Baseball hall-of-famer and accidental sage Yogi Berra once commented, “You can observe a lot by watching.” Words we can all heed, but especially gardeners. Next to their hands, gardeners’ best tools are their eyes.
One day I saw a blue jay making repeated visits to a small tanyosho pine by our back path. What was drawing it there? Was it checking out a nesting site? Or perhaps building one of the incomplete nests as part of the blue jay courting ritual? His/her visits continued throughout the afternoon — there had to be something there, so I went in for a closer inspection.
A few minutes of intense scrutiny unearthed a caterpillar infestation, well, sawfly larvae infestation to be more accurate, something I wouldn’t have known of if not alerted to it by the jay. The bird’s voracious appetite helped reduce the caterpillar population and, once my husband recognized how and where the little creatures were hiding, he squished quite a few. So no need for sprays, chemicals or any nasty toxic stuff. I discovered later that blue jays are important natural controls of tent caterpillars — the pupae of which are delicacies to blue jay babies.
A slow meander around the garden every day, preferably with a beverage in hand, allows you not only to nip potential pest and disease problems in the bud, but also to understand better how plants grow and to appreciate more deeply this complicated web of life of which we are but a single part.
Seeing peony leaves unfurl, gazing into the freckled face of a hellebore, watching ladybugs wolf down aphids, even grudgingly admiring a weed’s determination to sprout through asphalt, makes us realize how incredibly intricate life in the garden is. And allows us to re-establish ancient ties.

_DATASET RECORDS_.
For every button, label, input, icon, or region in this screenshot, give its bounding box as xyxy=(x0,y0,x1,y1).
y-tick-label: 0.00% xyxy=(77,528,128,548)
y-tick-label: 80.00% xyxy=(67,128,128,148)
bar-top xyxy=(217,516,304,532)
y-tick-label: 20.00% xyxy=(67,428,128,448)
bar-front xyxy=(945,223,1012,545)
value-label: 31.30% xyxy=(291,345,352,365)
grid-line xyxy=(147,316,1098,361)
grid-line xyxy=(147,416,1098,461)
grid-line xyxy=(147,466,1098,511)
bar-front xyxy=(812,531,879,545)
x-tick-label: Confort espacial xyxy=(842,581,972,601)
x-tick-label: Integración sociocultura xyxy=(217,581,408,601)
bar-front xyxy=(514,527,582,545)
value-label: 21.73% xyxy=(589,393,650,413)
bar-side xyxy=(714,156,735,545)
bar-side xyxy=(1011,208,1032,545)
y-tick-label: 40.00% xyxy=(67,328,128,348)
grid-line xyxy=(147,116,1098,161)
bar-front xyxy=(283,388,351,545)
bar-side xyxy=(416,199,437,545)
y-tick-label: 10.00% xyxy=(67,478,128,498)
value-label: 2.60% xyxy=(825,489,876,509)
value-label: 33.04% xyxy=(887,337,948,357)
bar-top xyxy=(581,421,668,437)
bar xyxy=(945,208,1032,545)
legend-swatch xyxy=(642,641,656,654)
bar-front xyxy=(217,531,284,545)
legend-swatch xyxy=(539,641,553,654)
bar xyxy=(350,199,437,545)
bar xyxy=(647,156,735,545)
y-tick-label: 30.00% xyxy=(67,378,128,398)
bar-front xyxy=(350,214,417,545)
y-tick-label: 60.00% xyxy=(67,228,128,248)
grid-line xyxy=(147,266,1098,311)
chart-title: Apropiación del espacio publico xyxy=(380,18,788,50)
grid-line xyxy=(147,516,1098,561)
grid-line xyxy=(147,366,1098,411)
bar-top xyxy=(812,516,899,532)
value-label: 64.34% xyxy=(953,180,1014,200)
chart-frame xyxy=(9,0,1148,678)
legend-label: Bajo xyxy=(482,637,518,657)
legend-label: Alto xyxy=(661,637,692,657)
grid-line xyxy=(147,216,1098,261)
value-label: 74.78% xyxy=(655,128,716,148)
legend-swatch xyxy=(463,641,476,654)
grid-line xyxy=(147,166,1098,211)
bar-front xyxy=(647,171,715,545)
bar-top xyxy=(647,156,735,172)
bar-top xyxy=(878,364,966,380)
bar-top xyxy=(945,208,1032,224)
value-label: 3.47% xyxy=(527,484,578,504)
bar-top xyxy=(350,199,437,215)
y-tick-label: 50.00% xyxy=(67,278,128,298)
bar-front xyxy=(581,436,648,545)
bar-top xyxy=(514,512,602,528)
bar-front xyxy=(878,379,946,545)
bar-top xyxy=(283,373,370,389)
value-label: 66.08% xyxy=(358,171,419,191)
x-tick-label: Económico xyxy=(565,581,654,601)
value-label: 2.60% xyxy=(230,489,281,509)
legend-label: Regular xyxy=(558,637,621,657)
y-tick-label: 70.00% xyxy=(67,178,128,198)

_TASKS TO CARRY OUT_.
[1] Repeat the part of the gardening essay that begins at "Baseball hall-of-famer and" and stops after "a closer inspection.".
[2] Carry on writing the gardening essay, picking up after its final sentence.
The listing comes from a separate source.

_RESPONSES TO THE TASKS_.
[1]
Baseball hall-of-famer and accidental sage Yogi Berra once commented, “You can observe a lot by watching.” Words we can all heed, but especially gardeners. Next to their hands, gardeners’ best tools are their eyes.
One day I saw a blue jay making repeated visits to a small tanyosho pine by our back path. What was drawing it there? Was it checking out a nesting site? Or perhaps building one of the incomplete nests as part of the blue jay courting ritual? His/her visits continued throughout the afternoon — there had to be something there, so I went in for a closer inspection.

[2]
Harvard biologist Edward O. Wilson writes that our connections with nature are deeply rooted in our psyches and spirits. He says it harks back to our Stone-Age ancestors, hunter-gatherers for whom “the smell of water, the hum of a bee, the directional bend of a plant stalk mattered.”1
For them, paying attention to their surroundings was a matter of survival. Wilson came up with the term “biophilia” to describe our natural affinity for life that is the very essence of our humanity and that binds us to all other living species.
“The brain appears to have kept its old capacities, its channelled quickness,” he writes. “We stay alert and alive in the vanished forests of the world.”
You might have read Nathan Thompson’s post here on Life As A Human about watching squirrels, not giving them just a passing glance but really stopping to watch, to be in the moment, seizing the opportunity “to dig in and really wake up to who we are.” Catching glimpses, in other words, of the brain’s “old capacities.”
There’s consciously paying attention and then there’s the more abstract state of distraction. How many times does the gardener go outside to putter for half an hour and, before they know it, a plaintive voice is asking if we’re going to eat before darkness descends? I have yet to make the trip to the shed to retrieve a tool without stopping en route, my attention snared by those snowdrops I have no recollection of planting or that bee probing a bloom for nectar.
This state of distraction is not a sign of feeble-mindedness; in fact, as I discovered in my delving into people/plant connections, it’s really good for you. Environmental psychologists Rachel and Stephen Kaplan, who have done extensive research into the restorative effects of nature, found that the dreamily distracted state we so easily fall into outdoors actually relieves mental fatigue and refreshes our ability to concentrate.
No wonder office workers released from their cubicles at lunch flock to the nearest patch of green grass. Even having just a view of green surroundings is beneficial, so perhaps we should reassess what those kids who insist on staring out of the classroom window are really doing.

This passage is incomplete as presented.